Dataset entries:
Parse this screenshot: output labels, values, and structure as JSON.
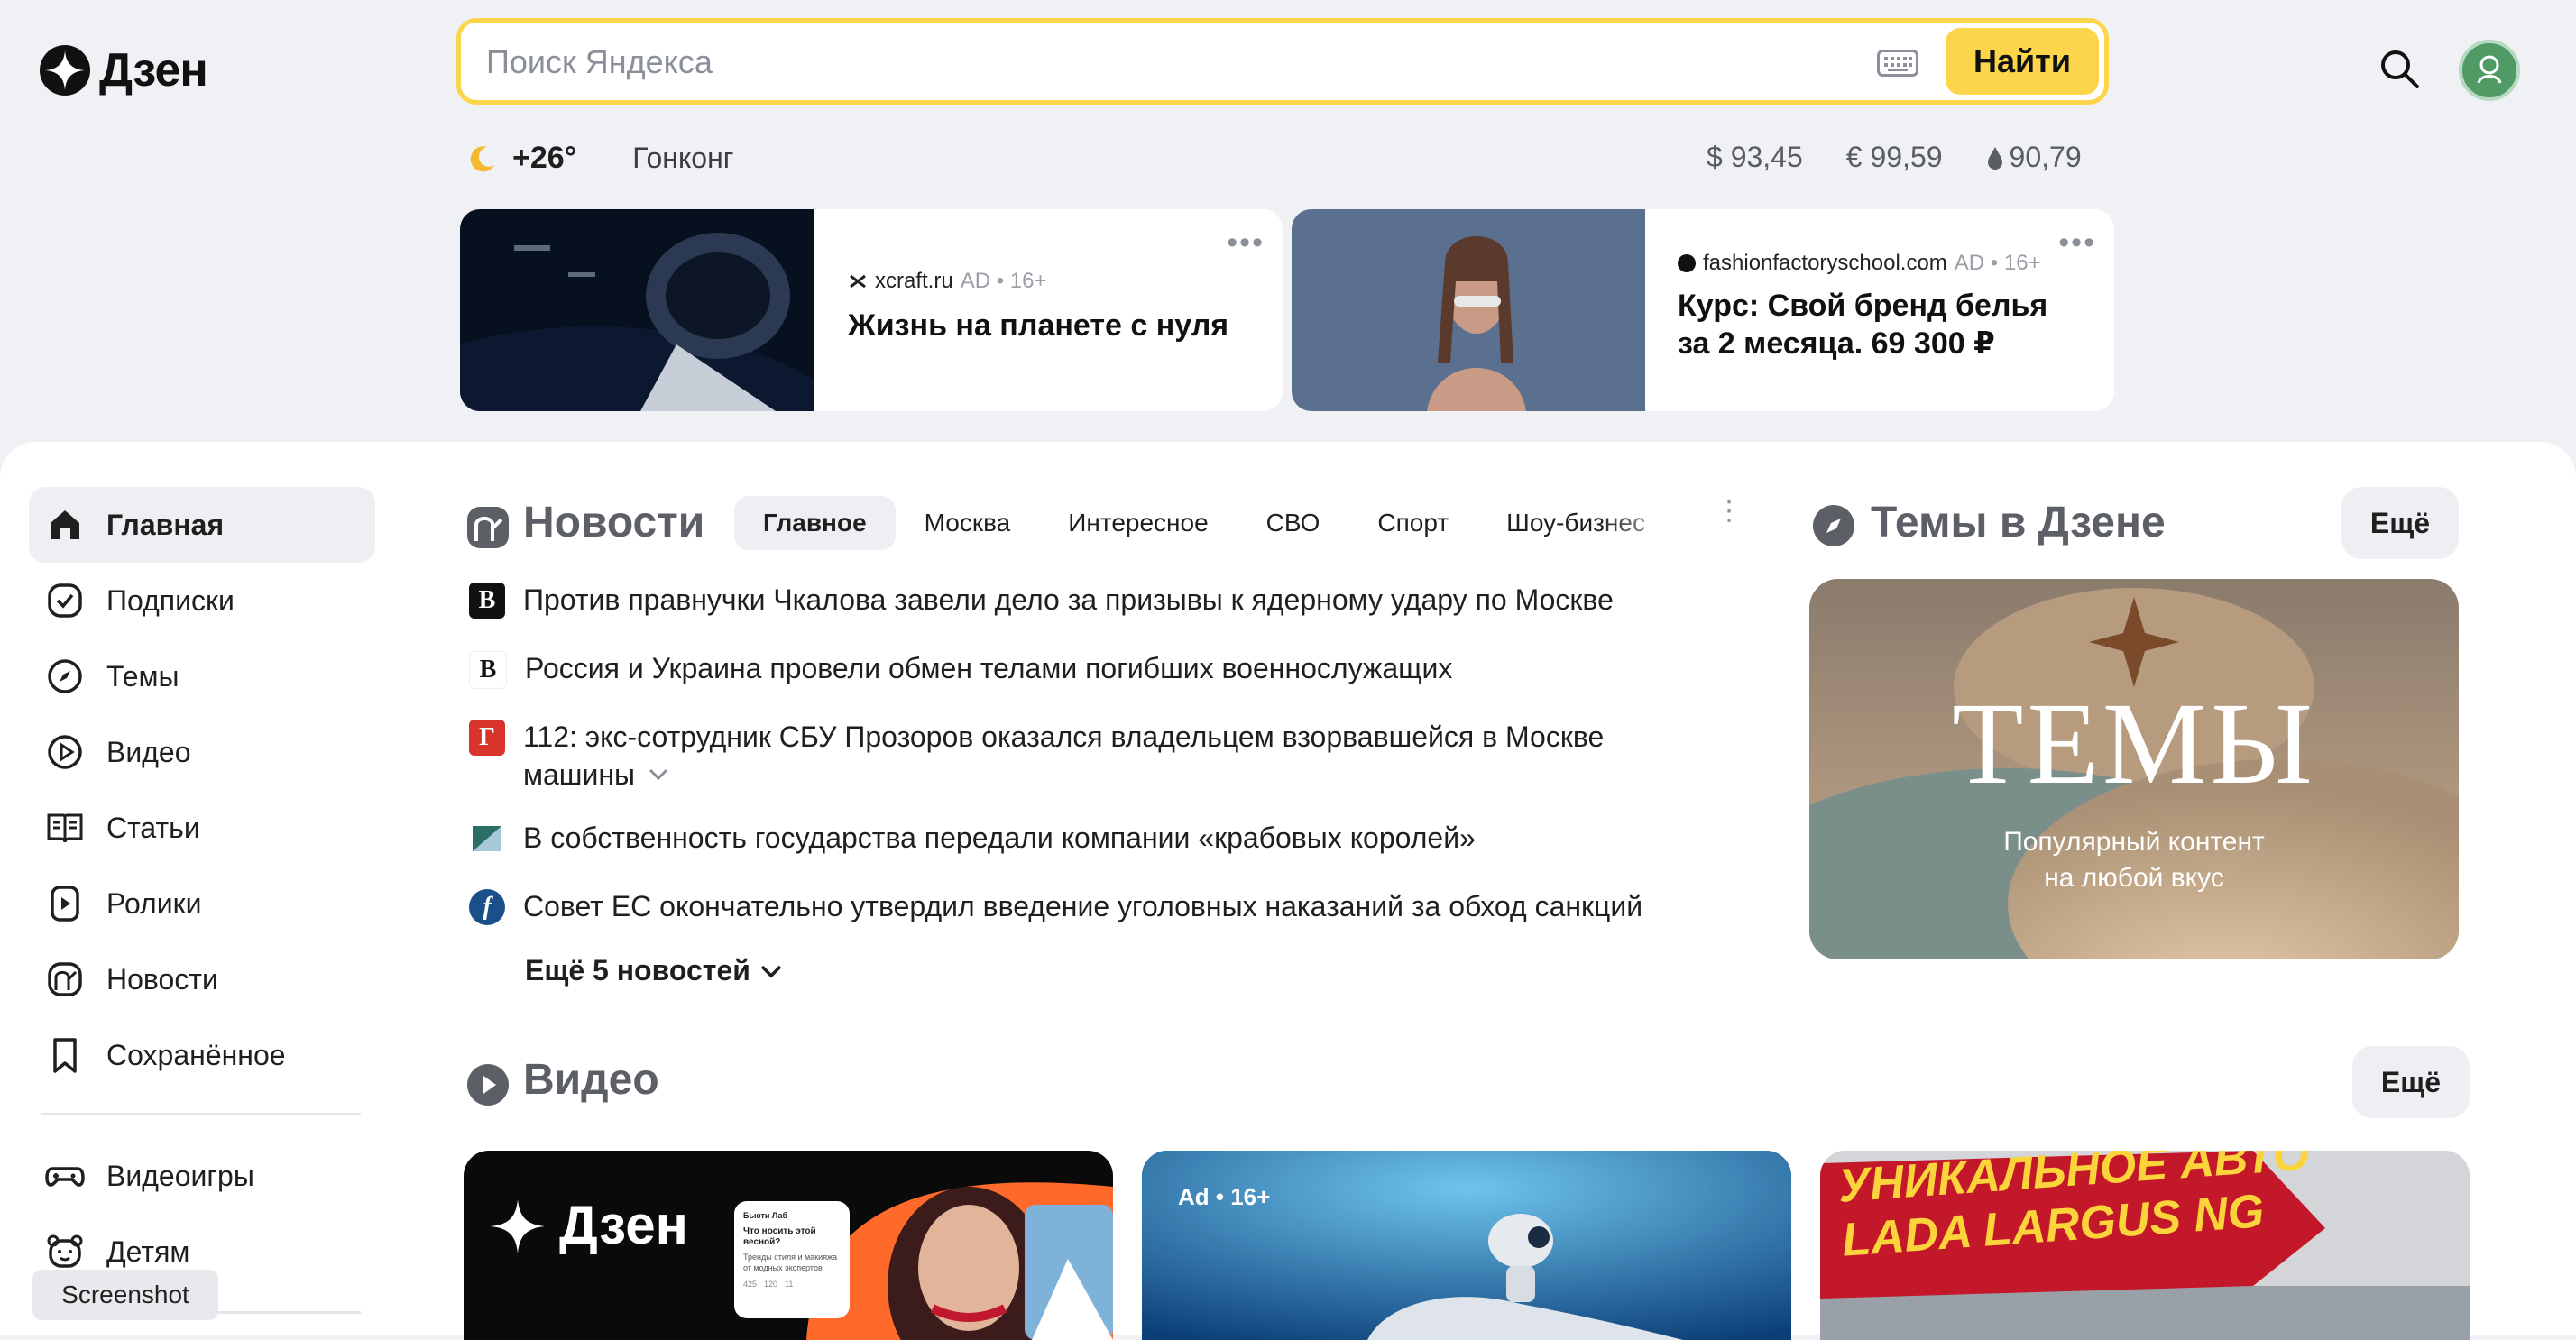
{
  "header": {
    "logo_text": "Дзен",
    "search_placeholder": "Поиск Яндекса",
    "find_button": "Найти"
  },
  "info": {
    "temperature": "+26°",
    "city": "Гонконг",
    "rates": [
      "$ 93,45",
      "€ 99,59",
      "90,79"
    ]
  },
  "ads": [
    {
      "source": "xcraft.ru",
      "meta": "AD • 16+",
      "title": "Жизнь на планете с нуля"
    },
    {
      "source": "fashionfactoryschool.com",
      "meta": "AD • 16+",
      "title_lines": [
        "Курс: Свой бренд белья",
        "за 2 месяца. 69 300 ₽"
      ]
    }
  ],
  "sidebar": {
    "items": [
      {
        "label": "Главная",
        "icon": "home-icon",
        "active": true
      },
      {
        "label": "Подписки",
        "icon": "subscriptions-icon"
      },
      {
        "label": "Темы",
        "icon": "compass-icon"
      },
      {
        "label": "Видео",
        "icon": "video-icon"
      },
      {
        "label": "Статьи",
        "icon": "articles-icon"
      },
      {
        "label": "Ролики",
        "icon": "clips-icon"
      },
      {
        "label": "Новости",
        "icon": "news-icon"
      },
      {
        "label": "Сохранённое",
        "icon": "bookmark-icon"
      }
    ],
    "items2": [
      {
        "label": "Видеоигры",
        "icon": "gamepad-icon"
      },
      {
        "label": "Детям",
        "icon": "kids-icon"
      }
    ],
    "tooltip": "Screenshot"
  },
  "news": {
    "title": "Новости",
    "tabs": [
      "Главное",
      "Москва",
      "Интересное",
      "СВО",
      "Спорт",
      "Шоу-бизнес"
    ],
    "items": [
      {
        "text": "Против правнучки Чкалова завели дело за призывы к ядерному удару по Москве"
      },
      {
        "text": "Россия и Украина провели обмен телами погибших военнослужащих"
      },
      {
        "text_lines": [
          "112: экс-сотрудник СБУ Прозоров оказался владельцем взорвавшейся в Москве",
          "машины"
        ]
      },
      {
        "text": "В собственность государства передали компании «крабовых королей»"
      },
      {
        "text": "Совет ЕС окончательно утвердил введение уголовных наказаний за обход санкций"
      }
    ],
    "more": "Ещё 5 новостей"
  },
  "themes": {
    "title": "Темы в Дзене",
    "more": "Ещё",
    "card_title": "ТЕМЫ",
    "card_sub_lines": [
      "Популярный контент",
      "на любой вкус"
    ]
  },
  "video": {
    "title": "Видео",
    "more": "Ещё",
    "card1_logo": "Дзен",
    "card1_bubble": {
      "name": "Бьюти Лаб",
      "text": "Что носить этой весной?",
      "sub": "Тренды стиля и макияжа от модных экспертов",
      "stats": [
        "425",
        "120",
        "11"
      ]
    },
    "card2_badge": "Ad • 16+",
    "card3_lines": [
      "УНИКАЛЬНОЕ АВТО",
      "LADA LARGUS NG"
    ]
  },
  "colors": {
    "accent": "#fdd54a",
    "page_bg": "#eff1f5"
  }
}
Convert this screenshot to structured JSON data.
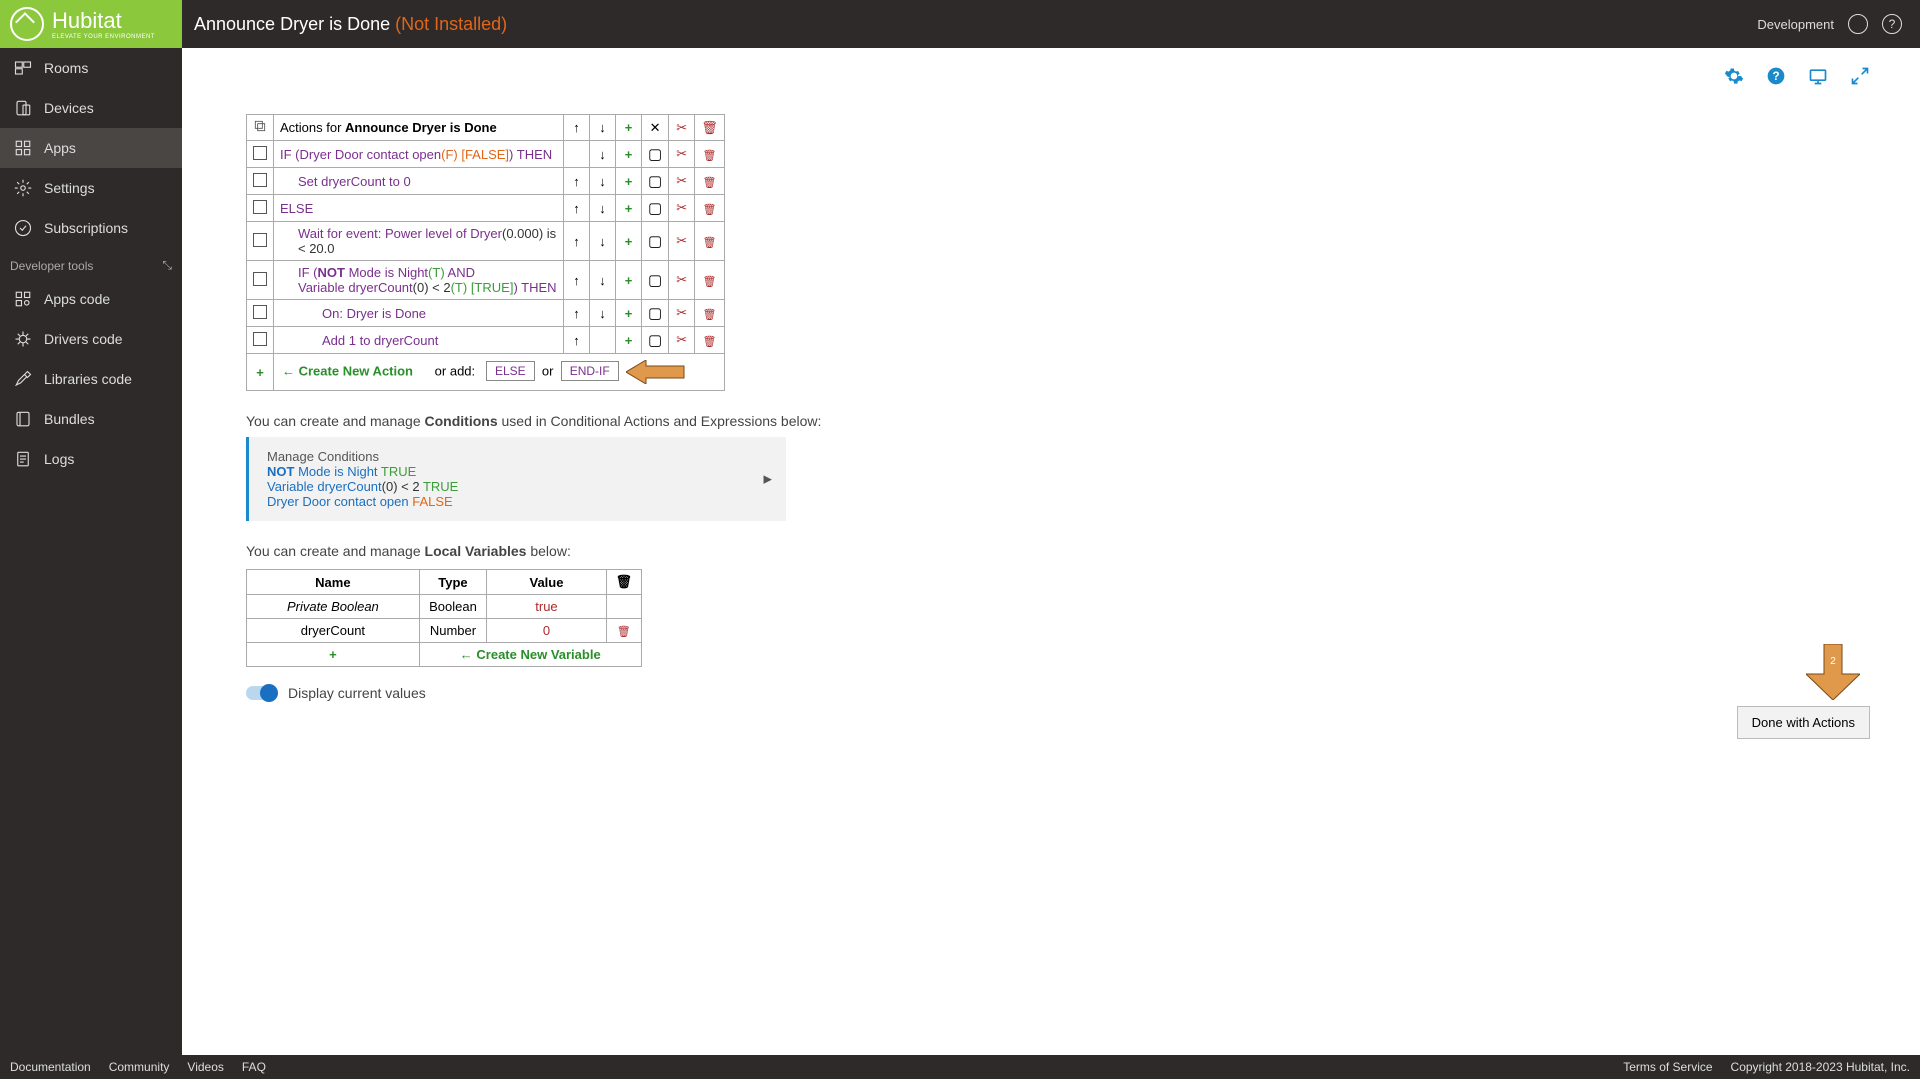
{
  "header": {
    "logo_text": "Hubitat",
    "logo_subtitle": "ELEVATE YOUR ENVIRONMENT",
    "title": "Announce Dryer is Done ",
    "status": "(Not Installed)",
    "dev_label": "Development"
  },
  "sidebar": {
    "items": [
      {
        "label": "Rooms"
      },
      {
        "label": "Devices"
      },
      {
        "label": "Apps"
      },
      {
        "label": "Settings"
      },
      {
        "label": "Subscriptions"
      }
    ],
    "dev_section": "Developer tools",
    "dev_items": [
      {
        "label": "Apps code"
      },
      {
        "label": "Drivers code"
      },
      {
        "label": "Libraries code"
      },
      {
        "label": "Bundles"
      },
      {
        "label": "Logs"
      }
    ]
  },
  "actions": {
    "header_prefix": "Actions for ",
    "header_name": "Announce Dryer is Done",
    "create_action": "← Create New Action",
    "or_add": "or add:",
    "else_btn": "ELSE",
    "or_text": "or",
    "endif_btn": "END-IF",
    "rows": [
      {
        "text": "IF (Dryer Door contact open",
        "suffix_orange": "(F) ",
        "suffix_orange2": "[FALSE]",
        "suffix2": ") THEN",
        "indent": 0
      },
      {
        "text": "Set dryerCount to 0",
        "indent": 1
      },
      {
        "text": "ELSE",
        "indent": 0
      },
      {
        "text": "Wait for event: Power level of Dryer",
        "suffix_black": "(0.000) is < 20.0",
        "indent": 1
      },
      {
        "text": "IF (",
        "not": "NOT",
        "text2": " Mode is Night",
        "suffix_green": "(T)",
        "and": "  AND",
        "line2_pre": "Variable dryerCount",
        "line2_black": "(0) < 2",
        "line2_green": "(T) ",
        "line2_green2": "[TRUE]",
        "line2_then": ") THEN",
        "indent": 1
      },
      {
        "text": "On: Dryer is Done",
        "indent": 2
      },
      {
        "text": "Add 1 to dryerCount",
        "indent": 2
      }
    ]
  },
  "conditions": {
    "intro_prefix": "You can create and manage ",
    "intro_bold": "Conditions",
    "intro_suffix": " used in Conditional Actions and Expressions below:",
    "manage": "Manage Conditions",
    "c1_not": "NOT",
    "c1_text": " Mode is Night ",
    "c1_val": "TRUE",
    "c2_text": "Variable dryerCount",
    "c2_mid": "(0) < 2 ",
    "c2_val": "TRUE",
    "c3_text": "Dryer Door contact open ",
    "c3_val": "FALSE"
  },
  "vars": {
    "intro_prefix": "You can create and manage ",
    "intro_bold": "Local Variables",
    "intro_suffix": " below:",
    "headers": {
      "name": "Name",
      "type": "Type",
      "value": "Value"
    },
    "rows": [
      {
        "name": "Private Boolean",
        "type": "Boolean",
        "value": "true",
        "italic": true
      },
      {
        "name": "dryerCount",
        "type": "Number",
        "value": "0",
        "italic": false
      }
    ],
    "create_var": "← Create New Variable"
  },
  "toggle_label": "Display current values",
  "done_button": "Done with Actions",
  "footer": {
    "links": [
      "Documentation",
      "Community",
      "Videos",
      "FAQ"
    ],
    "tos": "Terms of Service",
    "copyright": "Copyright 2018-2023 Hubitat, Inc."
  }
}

■ DO THIS ■
The records above must be printed exactly; the pictures stay out.

■ FULL RESPONSE ■
Parse this screenshot: output labels, values, and structure as JSON.
{
  "header": {
    "logo_text": "Дзен",
    "search_placeholder": "Поиск Яндекса",
    "find_button": "Найти"
  },
  "info": {
    "temperature": "+26°",
    "city": "Гонконг",
    "rates": [
      "$ 93,45",
      "€ 99,59",
      "90,79"
    ]
  },
  "ads": [
    {
      "source": "xcraft.ru",
      "meta": "AD • 16+",
      "title": "Жизнь на планете с нуля"
    },
    {
      "source": "fashionfactoryschool.com",
      "meta": "AD • 16+",
      "title_lines": [
        "Курс: Свой бренд белья",
        "за 2 месяца. 69 300 ₽"
      ]
    }
  ],
  "sidebar": {
    "items": [
      {
        "label": "Главная",
        "icon": "home-icon",
        "active": true
      },
      {
        "label": "Подписки",
        "icon": "subscriptions-icon"
      },
      {
        "label": "Темы",
        "icon": "compass-icon"
      },
      {
        "label": "Видео",
        "icon": "video-icon"
      },
      {
        "label": "Статьи",
        "icon": "articles-icon"
      },
      {
        "label": "Ролики",
        "icon": "clips-icon"
      },
      {
        "label": "Новости",
        "icon": "news-icon"
      },
      {
        "label": "Сохранённое",
        "icon": "bookmark-icon"
      }
    ],
    "items2": [
      {
        "label": "Видеоигры",
        "icon": "gamepad-icon"
      },
      {
        "label": "Детям",
        "icon": "kids-icon"
      }
    ],
    "tooltip": "Screenshot"
  },
  "news": {
    "title": "Новости",
    "tabs": [
      "Главное",
      "Москва",
      "Интересное",
      "СВО",
      "Спорт",
      "Шоу-бизнес"
    ],
    "items": [
      {
        "text": "Против правнучки Чкалова завели дело за призывы к ядерному удару по Москве"
      },
      {
        "text": "Россия и Украина провели обмен телами погибших военнослужащих"
      },
      {
        "text_lines": [
          "112: экс-сотрудник СБУ Прозоров оказался владельцем взорвавшейся в Москве",
          "машины"
        ]
      },
      {
        "text": "В собственность государства передали компании «крабовых королей»"
      },
      {
        "text": "Совет ЕС окончательно утвердил введение уголовных наказаний за обход санкций"
      }
    ],
    "more": "Ещё 5 новостей"
  },
  "themes": {
    "title": "Темы в Дзене",
    "more": "Ещё",
    "card_title": "ТЕМЫ",
    "card_sub_lines": [
      "Популярный контент",
      "на любой вкус"
    ]
  },
  "video": {
    "title": "Видео",
    "more": "Ещё",
    "card1_logo": "Дзен",
    "card1_bubble": {
      "name": "Бьюти Лаб",
      "text": "Что носить этой весной?",
      "sub": "Тренды стиля и макияжа от модных экспертов",
      "stats": [
        "425",
        "120",
        "11"
      ]
    },
    "card2_badge": "Ad • 16+",
    "card3_lines": [
      "УНИКАЛЬНОЕ АВТО",
      "LADA LARGUS NG"
    ]
  },
  "colors": {
    "accent": "#fdd54a",
    "page_bg": "#eff1f5"
  }
}
Convert this screenshot to structured JSON data.
{
  "header": {
    "logo_text": "Hubitat",
    "logo_subtitle": "ELEVATE YOUR ENVIRONMENT",
    "title": "Announce Dryer is Done ",
    "status": "(Not Installed)",
    "dev_label": "Development"
  },
  "sidebar": {
    "items": [
      {
        "label": "Rooms"
      },
      {
        "label": "Devices"
      },
      {
        "label": "Apps"
      },
      {
        "label": "Settings"
      },
      {
        "label": "Subscriptions"
      }
    ],
    "dev_section": "Developer tools",
    "dev_items": [
      {
        "label": "Apps code"
      },
      {
        "label": "Drivers code"
      },
      {
        "label": "Libraries code"
      },
      {
        "label": "Bundles"
      },
      {
        "label": "Logs"
      }
    ]
  },
  "actions": {
    "header_prefix": "Actions for ",
    "header_name": "Announce Dryer is Done",
    "create_action": "← Create New Action",
    "or_add": "or add:",
    "else_btn": "ELSE",
    "or_text": "or",
    "endif_btn": "END-IF",
    "rows": [
      {
        "text": "IF (Dryer Door contact open",
        "suffix_orange": "(F) ",
        "suffix_orange2": "[FALSE]",
        "suffix2": ") THEN",
        "indent": 0
      },
      {
        "text": "Set dryerCount to 0",
        "indent": 1
      },
      {
        "text": "ELSE",
        "indent": 0
      },
      {
        "text": "Wait for event: Power level of Dryer",
        "suffix_black": "(0.000) is < 20.0",
        "indent": 1
      },
      {
        "text": "IF (",
        "not": "NOT",
        "text2": " Mode is Night",
        "suffix_green": "(T)",
        "and": "  AND",
        "line2_pre": "Variable dryerCount",
        "line2_black": "(0) < 2",
        "line2_green": "(T) ",
        "line2_green2": "[TRUE]",
        "line2_then": ") THEN",
        "indent": 1
      },
      {
        "text": "On: Dryer is Done",
        "indent": 2
      },
      {
        "text": "Add 1 to dryerCount",
        "indent": 2
      }
    ]
  },
  "conditions": {
    "intro_prefix": "You can create and manage ",
    "intro_bold": "Conditions",
    "intro_suffix": " used in Conditional Actions and Expressions below:",
    "manage": "Manage Conditions",
    "c1_not": "NOT",
    "c1_text": " Mode is Night ",
    "c1_val": "TRUE",
    "c2_text": "Variable dryerCount",
    "c2_mid": "(0) < 2 ",
    "c2_val": "TRUE",
    "c3_text": "Dryer Door contact open ",
    "c3_val": "FALSE"
  },
  "vars": {
    "intro_prefix": "You can create and manage ",
    "intro_bold": "Local Variables",
    "intro_suffix": " below:",
    "headers": {
      "name": "Name",
      "type": "Type",
      "value": "Value"
    },
    "rows": [
      {
        "name": "Private Boolean",
        "type": "Boolean",
        "value": "true",
        "italic": true
      },
      {
        "name": "dryerCount",
        "type": "Number",
        "value": "0",
        "italic": false
      }
    ],
    "create_var": "← Create New Variable"
  },
  "toggle_label": "Display current values",
  "done_button": "Done with Actions",
  "footer": {
    "links": [
      "Documentation",
      "Community",
      "Videos",
      "FAQ"
    ],
    "tos": "Terms of Service",
    "copyright": "Copyright 2018-2023 Hubitat, Inc."
  }
}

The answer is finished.